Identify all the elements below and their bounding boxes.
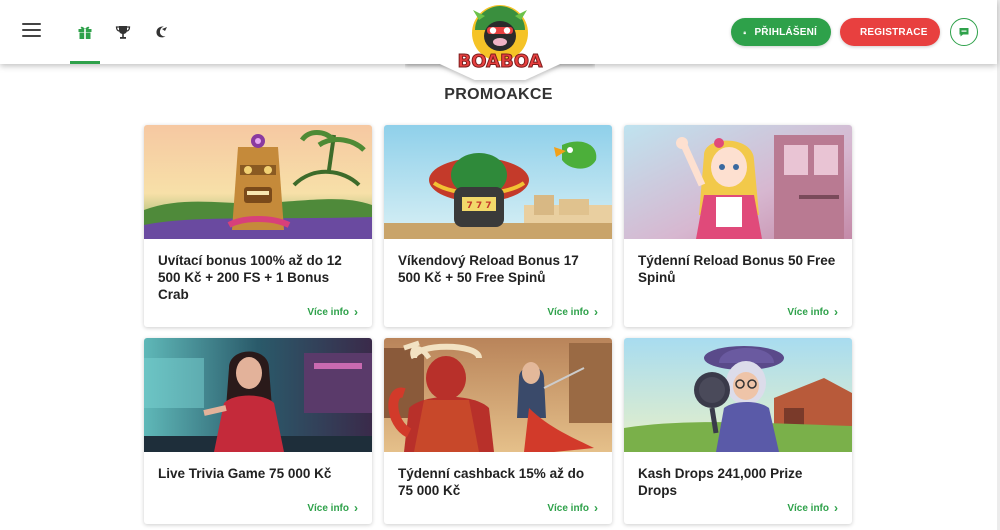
promo-card[interactable]: Live Trivia Game 75 000 Kč Více info › — [144, 338, 372, 524]
chevron-right-icon: › — [354, 501, 358, 515]
page-title: PROMOAKCE — [444, 86, 553, 103]
more-info-label: Více info — [787, 306, 829, 318]
more-info-label: Více info — [307, 306, 349, 318]
promo-title: Uvítací bonus 100% až do 12 500 Kč + 200… — [158, 253, 342, 302]
chevron-right-icon: › — [594, 501, 598, 515]
login-label: PŘIHLÁŠENÍ — [754, 26, 817, 38]
more-info-label: Více info — [547, 306, 589, 318]
promo-card[interactable]: Týdenní cashback 15% až do 75 000 Kč Víc… — [384, 338, 612, 524]
login-button[interactable]: PŘIHLÁŠENÍ — [731, 18, 831, 46]
tab-tournaments[interactable] — [108, 0, 138, 64]
promo-title: Týdenní cashback 15% až do 75 000 Kč — [398, 466, 585, 498]
more-info-label: Více info — [307, 502, 349, 514]
chevron-right-icon: › — [834, 305, 838, 319]
promo-image-tiki — [144, 125, 372, 239]
promo-image-anime-girl — [624, 125, 852, 239]
more-info-link[interactable]: Více info › — [307, 305, 358, 319]
svg-text:7 7 7: 7 7 7 — [466, 201, 491, 211]
boaboa-logo[interactable]: BOABOA — [455, 0, 545, 80]
logo-wordmark: BOABOA — [457, 51, 543, 73]
tab-promotions[interactable] — [70, 0, 100, 64]
chevron-right-icon: › — [594, 305, 598, 319]
tab-sports[interactable] — [146, 0, 176, 64]
more-info-link[interactable]: Více info › — [547, 501, 598, 515]
chat-button[interactable] — [950, 18, 978, 46]
register-label: REGISTRACE — [860, 26, 928, 38]
promo-card[interactable]: Kash Drops 241,000 Prize Drops Více info… — [624, 338, 852, 524]
chat-icon — [959, 28, 969, 37]
lock-icon — [743, 30, 746, 34]
promo-card[interactable]: Uvítací bonus 100% až do 12 500 Kč + 200… — [144, 125, 372, 327]
more-info-link[interactable]: Více info › — [307, 501, 358, 515]
moon-icon — [156, 26, 167, 38]
promo-title: Víkendový Reload Bonus 17 500 Kč + 50 Fr… — [398, 253, 579, 285]
promo-image-sombrero: 7 7 7 — [384, 125, 612, 239]
promo-image-live-dealer — [144, 338, 372, 452]
chevron-right-icon: › — [354, 305, 358, 319]
promo-title: Týdenní Reload Bonus 50 Free Spinů — [638, 253, 836, 285]
register-button[interactable]: REGISTRACE — [840, 18, 940, 46]
promo-card[interactable]: 7 7 7 Víkendový Reload Bonus 17 500 Kč +… — [384, 125, 612, 327]
promo-title: Live Trivia Game 75 000 Kč — [158, 466, 332, 481]
menu-icon[interactable] — [22, 23, 41, 39]
more-info-link[interactable]: Více info › — [547, 305, 598, 319]
more-info-label: Více info — [787, 502, 829, 514]
more-info-link[interactable]: Více info › — [787, 305, 838, 319]
chevron-right-icon: › — [834, 501, 838, 515]
svg-text:BOABOA: BOABOA — [458, 51, 543, 72]
promo-title: Kash Drops 241,000 Prize Drops — [638, 466, 803, 498]
promo-card[interactable]: Týdenní Reload Bonus 50 Free Spinů Více … — [624, 125, 852, 327]
more-info-link[interactable]: Více info › — [787, 501, 838, 515]
gift-icon — [78, 26, 92, 39]
promo-image-bull — [384, 338, 612, 452]
more-info-label: Více info — [547, 502, 589, 514]
trophy-icon — [115, 26, 131, 39]
promo-image-granny — [624, 338, 852, 452]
▬▬▬▬▬▬
### Task goal
Can you rewrite every line of the items, substituting "arrow-icon" for each occurrence of "chevron-right-icon" and changing nothing else? Leave the pictures out of your answer.

### Response to this task
Identify all the elements below and their bounding boxes.
promo-card[interactable]: Live Trivia Game 75 000 Kč Více info › — [144, 338, 372, 524]
arrow-icon: › — [354, 501, 358, 515]
page-title: PROMOAKCE — [444, 86, 553, 103]
more-info-label: Více info — [787, 306, 829, 318]
more-info-label: Více info — [307, 306, 349, 318]
promo-title: Uvítací bonus 100% až do 12 500 Kč + 200… — [158, 253, 342, 302]
arrow-icon: › — [594, 501, 598, 515]
login-label: PŘIHLÁŠENÍ — [754, 26, 817, 38]
more-info-label: Více info — [547, 306, 589, 318]
promo-card[interactable]: Týdenní cashback 15% až do 75 000 Kč Víc… — [384, 338, 612, 524]
login-button[interactable]: PŘIHLÁŠENÍ — [731, 18, 831, 46]
tab-tournaments[interactable] — [108, 0, 138, 64]
promo-title: Týdenní cashback 15% až do 75 000 Kč — [398, 466, 585, 498]
more-info-label: Více info — [307, 502, 349, 514]
arrow-icon: › — [834, 305, 838, 319]
promo-image-tiki — [144, 125, 372, 239]
promo-image-anime-girl — [624, 125, 852, 239]
more-info-link[interactable]: Více info › — [307, 305, 358, 319]
svg-text:7 7 7: 7 7 7 — [466, 201, 491, 211]
boaboa-logo[interactable]: BOABOA — [455, 0, 545, 80]
logo-wordmark: BOABOA — [457, 51, 543, 73]
tab-promotions[interactable] — [70, 0, 100, 64]
arrow-icon: › — [594, 305, 598, 319]
tab-sports[interactable] — [146, 0, 176, 64]
more-info-link[interactable]: Více info › — [547, 501, 598, 515]
chat-button[interactable] — [950, 18, 978, 46]
register-label: REGISTRACE — [860, 26, 928, 38]
promo-card[interactable]: Kash Drops 241,000 Prize Drops Více info… — [624, 338, 852, 524]
chat-icon — [959, 28, 969, 37]
lock-icon — [743, 30, 746, 34]
promo-card[interactable]: Uvítací bonus 100% až do 12 500 Kč + 200… — [144, 125, 372, 327]
more-info-link[interactable]: Více info › — [307, 501, 358, 515]
moon-icon — [156, 26, 167, 38]
promo-title: Víkendový Reload Bonus 17 500 Kč + 50 Fr… — [398, 253, 579, 285]
promo-image-sombrero: 7 7 7 — [384, 125, 612, 239]
promo-image-live-dealer — [144, 338, 372, 452]
arrow-icon: › — [354, 305, 358, 319]
promo-title: Týdenní Reload Bonus 50 Free Spinů — [638, 253, 836, 285]
register-button[interactable]: REGISTRACE — [840, 18, 940, 46]
promo-card[interactable]: 7 7 7 Víkendový Reload Bonus 17 500 Kč +… — [384, 125, 612, 327]
promo-title: Live Trivia Game 75 000 Kč — [158, 466, 332, 481]
menu-icon[interactable] — [22, 23, 41, 39]
more-info-link[interactable]: Více info › — [547, 305, 598, 319]
more-info-label: Více info — [787, 502, 829, 514]
more-info-link[interactable]: Více info › — [787, 305, 838, 319]
arrow-icon: › — [834, 501, 838, 515]
svg-text:BOABOA: BOABOA — [458, 51, 543, 72]
promo-title: Kash Drops 241,000 Prize Drops — [638, 466, 803, 498]
promo-card[interactable]: Týdenní Reload Bonus 50 Free Spinů Více … — [624, 125, 852, 327]
more-info-link[interactable]: Více info › — [787, 501, 838, 515]
gift-icon — [78, 26, 92, 39]
promo-image-bull — [384, 338, 612, 452]
more-info-label: Více info — [547, 502, 589, 514]
trophy-icon — [115, 26, 131, 39]
promo-image-granny — [624, 338, 852, 452]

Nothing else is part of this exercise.